**WHAT TO DO:**
[1] Reproduce the SOA misconceptions passage word for word from "Many strategic SOA" to "are actually developed.".
[2] Extend the passage on common SOA misconceptions, picking up right after its last sentence.
======== PROVIDED TEXT ========
Every service call can introduce performance overhead issues, but with service-oriented solutions, it is the cumulative effect that we're most interested in because these solutions are comprised of compositions of services that are expected to perform as an efficient unit at runtime.

To fulfill this expectation, performance engineering must be a foundational part of service-oriented solution design. In its absence, it becomes too easy to get to a place where a mouse click here or a data transfer there results in unacceptable latency.

Misconception #5:
"SOA Security Architecture is Available Off-The-Shelf"

Another common yet flawed perception is that a complete SOA-compliant security architecture can be purchased as a product from a vendor. In reality, establishing a secure service-oriented architecture requires end-to-end design guided by an overarching architectural strategy that addresses a myriad of complex and interrelated issues, such as:

  • identity and authorization management integration
  • client identity and credential mapping/propagation
  • abstraction of security complexity from service clients and producers
  • client-side service proxy support
  • client-to-service SAML, WS-Security, WS-* incompatibilities
  • user authentication and SSO
  • SAML/Kerberos token generation
  • trust domain infrastructure
  • service security context design
  • service access authorization
  • central policy management governing service and client-side security behavior
  • service endpoint exposure
  • governance infrastructure integration
  • service host platform security integration
  • back-end information system security integration
  • security architecture performance
  • operational scalability of security policies and architecture.

Most vendor products individually address a narrow set of these security concerns. A successful SOA implementation begins with understanding the security issues together with their relationships, inter-dependencies, impacts on infrastructure, as well as impacts on performance.

Success also requires an understanding of vendor community security offerings and their limitations (including potential conflicts that exist between them). Long before a commitment is made to buy service security products, a comprehensive strategy should exist that defines how security products and technologies need to be incorporated.

Misconception #6:
"Programmers Will Define and Build Reusable Services"

Many strategic SOA investments are made with the assumption that developers will automatically begin decomposing workflows, business processes, database interactions, and presentation elements into reusable services. Although a nice daydream, it is rarely a reality. While developers certainly have the skills to build reusable services, their traditional motivations are usually geared to producing the opposite. The process required for molding automation logic into reusable services requires modeling, analysis, and design effort that results in a service being positioned as an IT asset and building block of a larger whole. All this translates into additional time and effort required before the services are actually developed.

Without external influence and a new development governance structure, developers will not (and essentially cannot) deliver reusable services on their own. This strikes at the core of SOA ROI expectations and the notorious "bad implementations". Without reusable services, services can be recomposed, and without repeated composition, the potential to attain true ROI and business agility fails to materialize.
======== ENTRIES SHOWN ========
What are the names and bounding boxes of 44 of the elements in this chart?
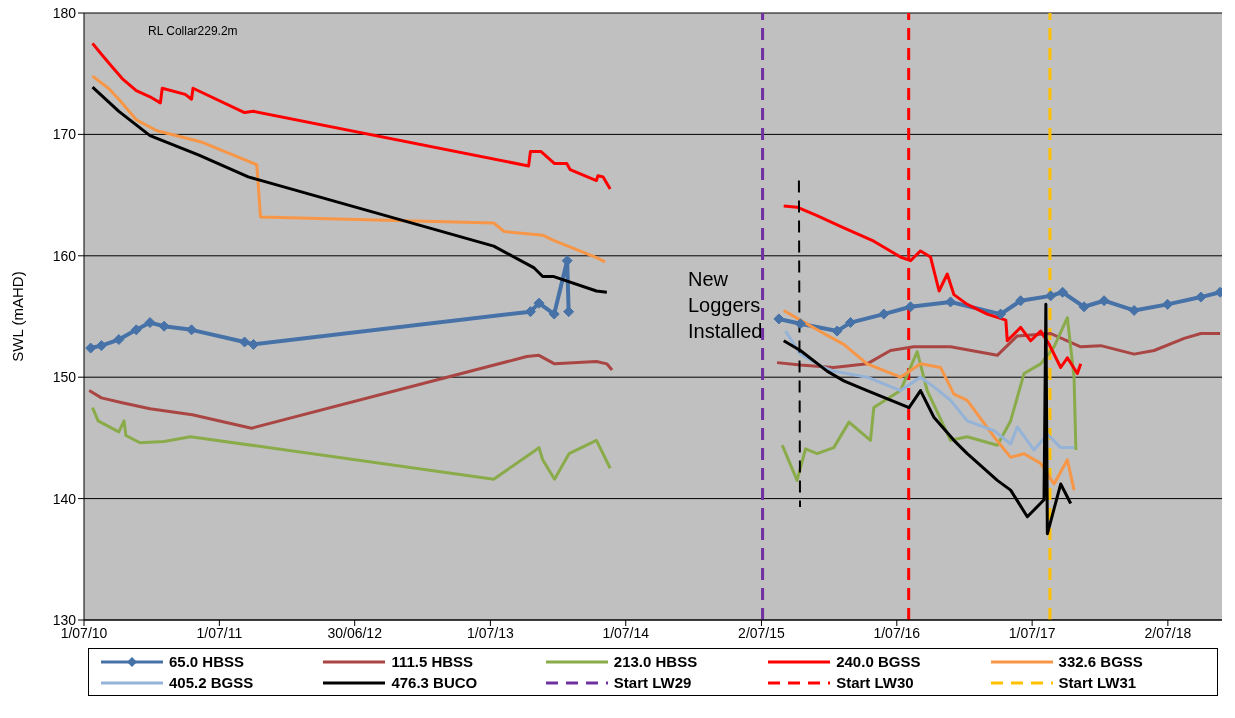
point [1128,304,1140,316]
point [1057,286,1069,298]
point [794,318,806,330]
y-tick-label: 140 [52,490,77,507]
point [130,324,142,336]
legend-label: 111.5 HBSS [391,653,474,670]
legend-label: Start LW29 [613,674,692,691]
point [945,296,957,308]
annotation: New Loggers Installed [688,267,764,344]
point [878,308,890,320]
legend-label: Start LW31 [1058,674,1137,691]
point [1161,298,1173,310]
y-tick-label: 150 [52,369,77,386]
line-series [784,329,1076,452]
x-tick-label: 30/06/12 [327,624,383,641]
legend-label: 213.0 HBSS [613,653,698,670]
y-tick-label: 160 [52,247,77,264]
point [548,308,560,320]
point [1078,301,1090,313]
legend-label: 476.3 BUCO [391,674,478,691]
legend-label: 240.0 BGSS [836,653,921,670]
annotation: RL Collar229.2m [148,24,238,38]
y-tick-label: 180 [52,4,77,21]
x-tick-label: 1/07/16 [873,624,921,641]
point [995,308,1007,320]
point [1045,290,1057,302]
legend-label: 332.6 BGSS [1058,653,1143,670]
point [144,317,156,329]
point [1098,295,1110,307]
point [533,297,545,309]
point [239,336,251,348]
x-tick-label: 1/07/14 [602,624,650,641]
x-tick-label: 1/07/13 [467,624,514,641]
x-tick-label: 1/07/11 [196,624,243,641]
legend-label: Start LW30 [836,674,914,691]
x-tick-label: 1/07/17 [1008,624,1056,641]
point [844,317,856,329]
y-tick-label: 170 [52,126,77,143]
legend-label: 65.0 HBSS [169,653,245,670]
x-tick-label: 2/07/18 [1144,624,1192,641]
point [113,334,125,346]
legend-label: 405.2 BGSS [169,674,254,691]
y-axis-title: SWL (mAHD) [9,271,27,362]
x-tick-label: 2/07/15 [738,624,786,641]
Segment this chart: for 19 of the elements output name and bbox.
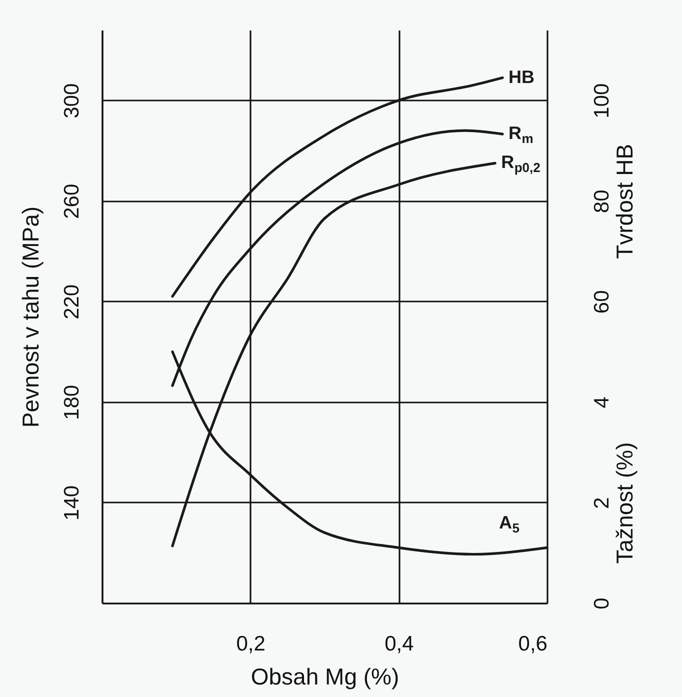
x-tick-label: 0,4 xyxy=(384,632,414,656)
y3-tick-label: 4 xyxy=(590,396,614,408)
x-tick-label: 0,6 xyxy=(518,632,548,656)
x-axis-title: Obsah Mg (%) xyxy=(250,664,400,690)
series-label: HB xyxy=(508,66,534,87)
y2-tick-label: 100 xyxy=(590,83,614,118)
y-tick-label: 260 xyxy=(60,184,84,219)
y3-tick-label: 2 xyxy=(590,497,614,509)
y2-tick-label: 60 xyxy=(590,290,614,314)
y-tick-label: 220 xyxy=(60,284,84,320)
y2-tick-label: 80 xyxy=(590,190,614,214)
y-tick-label: 140 xyxy=(60,485,84,520)
y-axis-title: Pevnost v tahu (MPa) xyxy=(18,206,44,428)
x-tick-label: 0,2 xyxy=(236,632,266,656)
y-tick-label: 180 xyxy=(60,384,84,420)
y3-axis-title: Tažnost (%) xyxy=(612,442,638,564)
y-tick-label: 300 xyxy=(60,83,84,118)
y3-tick-label: 0 xyxy=(590,598,614,610)
y2-axis-title: Tvrdost HB xyxy=(612,144,638,259)
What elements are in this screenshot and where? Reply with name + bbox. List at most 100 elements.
========
**RESULTS OF THE EXERCISE:**
[1]
Many strategic SOA investments are made with the assumption that developers will automatically begin decomposing workflows, business processes, database interactions, and presentation elements into reusable services. Although a nice daydream, it is rarely a reality. While developers certainly have the skills to build reusable services, their traditional motivations are usually geared to producing the opposite. The process required for molding automation logic into reusable services requires modeling, analysis, and design effort that results in a service being positioned as an IT asset and building block of a larger whole. All this translates into additional time and effort required before the services are actually developed.

[2]
Misconception #7:
"SOA is a Process-Centric Architecture"

The SOA vendor community and industry analysts have generated volumes of literature concerning service orchestration, BPEL, and BPM. This can lead to perceptions that SOA is a process-centric architecture, which again is simply wrong.

While business process logic is always a part of a service-oriented solution, an SOA fundamentally relies on data. It requires an investment in information architecture to bring out its full potential.

Just as reporting and analysis software requires a higher level perspective on "business entities", so do service-oriented solutions and consuming transactional data services. There is a need to model higher-level transactional, operational business entities that processes and service-compositions can consume (something that vendors do currently provide tools for).

A modest investment in transactional, operational business entity modeling for SOA data services can yield a number of benefits:

  • Process abstraction from data source instabilities, evolution and dynamics.
  • Process abstraction from low-level data source interaction, integration and security issues.
  • Process abstraction from multi-source data aggregation, collation, transformation complexities.
  • Reusable, service-enabled transactional business information entities.
  • Foundation for rapid data service evolution.
  • Consistent, authoritative service-based data foundations for composite workflows, applications and process services

Misconception #8:
"SSL/TLS is a Good Foundation for SOA Message Security"

The established use of SSL technology has resulted in the wide-scale use of SSL as a messaging security foundation for service-oriented solutions. SSL is an excellent means of establishing a long-term, secure session between a browser and a Web server; however, it is a poor foundation for securing one-time, session-less interactions between transient services.

It is the nature of workflow logic and service compositions to assemble business functionality by stringing together a set of programs (services, agents, etc.) along a message path, each of which may sequentially consume one or more messages.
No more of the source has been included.